[Records that describe figures]

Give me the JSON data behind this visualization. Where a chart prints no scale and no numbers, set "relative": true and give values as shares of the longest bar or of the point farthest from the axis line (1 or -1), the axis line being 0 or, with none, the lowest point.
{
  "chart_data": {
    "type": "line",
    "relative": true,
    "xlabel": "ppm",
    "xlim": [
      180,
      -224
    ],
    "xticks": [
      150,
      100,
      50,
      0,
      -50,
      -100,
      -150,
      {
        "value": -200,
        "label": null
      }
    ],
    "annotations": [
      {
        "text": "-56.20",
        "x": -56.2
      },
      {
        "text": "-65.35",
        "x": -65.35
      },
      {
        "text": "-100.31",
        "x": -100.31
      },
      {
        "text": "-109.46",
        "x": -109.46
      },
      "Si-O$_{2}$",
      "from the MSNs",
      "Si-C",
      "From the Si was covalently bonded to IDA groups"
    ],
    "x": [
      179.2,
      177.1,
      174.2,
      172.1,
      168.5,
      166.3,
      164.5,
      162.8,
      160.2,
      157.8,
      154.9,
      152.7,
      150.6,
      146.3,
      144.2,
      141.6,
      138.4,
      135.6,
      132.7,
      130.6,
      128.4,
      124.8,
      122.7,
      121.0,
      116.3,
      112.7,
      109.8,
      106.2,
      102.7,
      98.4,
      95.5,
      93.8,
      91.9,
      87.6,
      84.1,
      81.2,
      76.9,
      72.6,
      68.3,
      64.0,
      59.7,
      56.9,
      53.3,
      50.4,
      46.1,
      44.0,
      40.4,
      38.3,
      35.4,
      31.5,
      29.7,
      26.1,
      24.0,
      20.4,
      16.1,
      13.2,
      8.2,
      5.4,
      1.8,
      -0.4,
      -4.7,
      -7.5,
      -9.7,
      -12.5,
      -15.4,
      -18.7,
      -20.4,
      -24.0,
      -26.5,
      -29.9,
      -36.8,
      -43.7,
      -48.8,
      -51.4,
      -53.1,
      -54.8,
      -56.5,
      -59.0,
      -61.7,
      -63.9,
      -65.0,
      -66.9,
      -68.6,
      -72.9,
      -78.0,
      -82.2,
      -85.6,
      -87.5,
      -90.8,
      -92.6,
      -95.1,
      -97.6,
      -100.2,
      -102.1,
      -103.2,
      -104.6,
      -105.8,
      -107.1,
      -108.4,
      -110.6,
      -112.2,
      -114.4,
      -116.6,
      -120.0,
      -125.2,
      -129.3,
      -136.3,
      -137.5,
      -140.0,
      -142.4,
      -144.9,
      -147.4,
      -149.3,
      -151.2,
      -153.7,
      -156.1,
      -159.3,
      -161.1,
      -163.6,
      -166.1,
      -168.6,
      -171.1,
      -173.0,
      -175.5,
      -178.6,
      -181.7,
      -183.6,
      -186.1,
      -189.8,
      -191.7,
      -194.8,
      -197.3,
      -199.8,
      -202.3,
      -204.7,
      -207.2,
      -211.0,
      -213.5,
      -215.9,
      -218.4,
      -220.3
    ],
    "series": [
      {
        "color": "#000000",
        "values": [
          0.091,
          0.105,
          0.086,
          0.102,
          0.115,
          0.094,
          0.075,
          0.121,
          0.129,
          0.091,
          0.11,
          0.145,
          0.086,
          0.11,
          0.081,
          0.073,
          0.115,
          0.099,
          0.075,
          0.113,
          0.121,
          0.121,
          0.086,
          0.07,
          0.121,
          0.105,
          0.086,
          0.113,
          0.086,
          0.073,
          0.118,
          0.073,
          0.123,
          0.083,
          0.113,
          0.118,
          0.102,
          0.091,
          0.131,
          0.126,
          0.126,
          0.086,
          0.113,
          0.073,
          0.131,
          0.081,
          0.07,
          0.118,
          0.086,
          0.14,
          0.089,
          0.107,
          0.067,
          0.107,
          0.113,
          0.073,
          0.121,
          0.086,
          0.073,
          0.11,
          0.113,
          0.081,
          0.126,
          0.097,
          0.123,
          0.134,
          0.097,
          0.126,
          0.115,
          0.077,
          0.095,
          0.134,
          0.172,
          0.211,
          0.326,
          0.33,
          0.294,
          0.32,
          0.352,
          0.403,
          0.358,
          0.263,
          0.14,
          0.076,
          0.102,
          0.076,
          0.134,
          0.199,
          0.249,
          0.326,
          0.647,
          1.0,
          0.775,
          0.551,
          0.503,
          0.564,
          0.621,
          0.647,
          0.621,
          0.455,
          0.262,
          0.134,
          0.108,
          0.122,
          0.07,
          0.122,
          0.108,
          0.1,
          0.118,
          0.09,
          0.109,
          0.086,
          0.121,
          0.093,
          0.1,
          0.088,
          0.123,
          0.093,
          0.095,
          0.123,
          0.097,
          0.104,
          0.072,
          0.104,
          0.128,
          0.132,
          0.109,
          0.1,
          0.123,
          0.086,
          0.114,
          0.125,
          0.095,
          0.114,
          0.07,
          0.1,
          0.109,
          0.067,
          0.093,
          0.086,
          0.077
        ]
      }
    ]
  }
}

EXERCISE DIRECTIONS> Transcribe the full listing above without leaving anything out.

EXERCISE ANSWER>
Give me the JSON data behind this visualization. Where a chart prints no scale and no numbers, set "relative": true and give values as shares of the longest bar or of the point farthest from the axis line (1 or -1), the axis line being 0 or, with none, the lowest point.
{
  "chart_data": {
    "type": "line",
    "relative": true,
    "xlabel": "ppm",
    "xlim": [
      180,
      -224
    ],
    "xticks": [
      150,
      100,
      50,
      0,
      -50,
      -100,
      -150,
      {
        "value": -200,
        "label": null
      }
    ],
    "annotations": [
      {
        "text": "-56.20",
        "x": -56.2
      },
      {
        "text": "-65.35",
        "x": -65.35
      },
      {
        "text": "-100.31",
        "x": -100.31
      },
      {
        "text": "-109.46",
        "x": -109.46
      },
      "Si-O$_{2}$",
      "from the MSNs",
      "Si-C",
      "From the Si was covalently bonded to IDA groups"
    ],
    "x": [
      179.2,
      177.1,
      174.2,
      172.1,
      168.5,
      166.3,
      164.5,
      162.8,
      160.2,
      157.8,
      154.9,
      152.7,
      150.6,
      146.3,
      144.2,
      141.6,
      138.4,
      135.6,
      132.7,
      130.6,
      128.4,
      124.8,
      122.7,
      121.0,
      116.3,
      112.7,
      109.8,
      106.2,
      102.7,
      98.4,
      95.5,
      93.8,
      91.9,
      87.6,
      84.1,
      81.2,
      76.9,
      72.6,
      68.3,
      64.0,
      59.7,
      56.9,
      53.3,
      50.4,
      46.1,
      44.0,
      40.4,
      38.3,
      35.4,
      31.5,
      29.7,
      26.1,
      24.0,
      20.4,
      16.1,
      13.2,
      8.2,
      5.4,
      1.8,
      -0.4,
      -4.7,
      -7.5,
      -9.7,
      -12.5,
      -15.4,
      -18.7,
      -20.4,
      -24.0,
      -26.5,
      -29.9,
      -36.8,
      -43.7,
      -48.8,
      -51.4,
      -53.1,
      -54.8,
      -56.5,
      -59.0,
      -61.7,
      -63.9,
      -65.0,
      -66.9,
      -68.6,
      -72.9,
      -78.0,
      -82.2,
      -85.6,
      -87.5,
      -90.8,
      -92.6,
      -95.1,
      -97.6,
      -100.2,
      -102.1,
      -103.2,
      -104.6,
      -105.8,
      -107.1,
      -108.4,
      -110.6,
      -112.2,
      -114.4,
      -116.6,
      -120.0,
      -125.2,
      -129.3,
      -136.3,
      -137.5,
      -140.0,
      -142.4,
      -144.9,
      -147.4,
      -149.3,
      -151.2,
      -153.7,
      -156.1,
      -159.3,
      -161.1,
      -163.6,
      -166.1,
      -168.6,
      -171.1,
      -173.0,
      -175.5,
      -178.6,
      -181.7,
      -183.6,
      -186.1,
      -189.8,
      -191.7,
      -194.8,
      -197.3,
      -199.8,
      -202.3,
      -204.7,
      -207.2,
      -211.0,
      -213.5,
      -215.9,
      -218.4,
      -220.3
    ],
    "series": [
      {
        "color": "#000000",
        "values": [
          0.091,
          0.105,
          0.086,
          0.102,
          0.115,
          0.094,
          0.075,
          0.121,
          0.129,
          0.091,
          0.11,
          0.145,
          0.086,
          0.11,
          0.081,
          0.073,
          0.115,
          0.099,
          0.075,
          0.113,
          0.121,
          0.121,
          0.086,
          0.07,
          0.121,
          0.105,
          0.086,
          0.113,
          0.086,
          0.073,
          0.118,
          0.073,
          0.123,
          0.083,
          0.113,
          0.118,
          0.102,
          0.091,
          0.131,
          0.126,
          0.126,
          0.086,
          0.113,
          0.073,
          0.131,
          0.081,
          0.07,
          0.118,
          0.086,
          0.14,
          0.089,
          0.107,
          0.067,
          0.107,
          0.113,
          0.073,
          0.121,
          0.086,
          0.073,
          0.11,
          0.113,
          0.081,
          0.126,
          0.097,
          0.123,
          0.134,
          0.097,
          0.126,
          0.115,
          0.077,
          0.095,
          0.134,
          0.172,
          0.211,
          0.326,
          0.33,
          0.294,
          0.32,
          0.352,
          0.403,
          0.358,
          0.263,
          0.14,
          0.076,
          0.102,
          0.076,
          0.134,
          0.199,
          0.249,
          0.326,
          0.647,
          1.0,
          0.775,
          0.551,
          0.503,
          0.564,
          0.621,
          0.647,
          0.621,
          0.455,
          0.262,
          0.134,
          0.108,
          0.122,
          0.07,
          0.122,
          0.108,
          0.1,
          0.118,
          0.09,
          0.109,
          0.086,
          0.121,
          0.093,
          0.1,
          0.088,
          0.123,
          0.093,
          0.095,
          0.123,
          0.097,
          0.104,
          0.072,
          0.104,
          0.128,
          0.132,
          0.109,
          0.1,
          0.123,
          0.086,
          0.114,
          0.125,
          0.095,
          0.114,
          0.07,
          0.1,
          0.109,
          0.067,
          0.093,
          0.086,
          0.077
        ]
      }
    ]
  }
}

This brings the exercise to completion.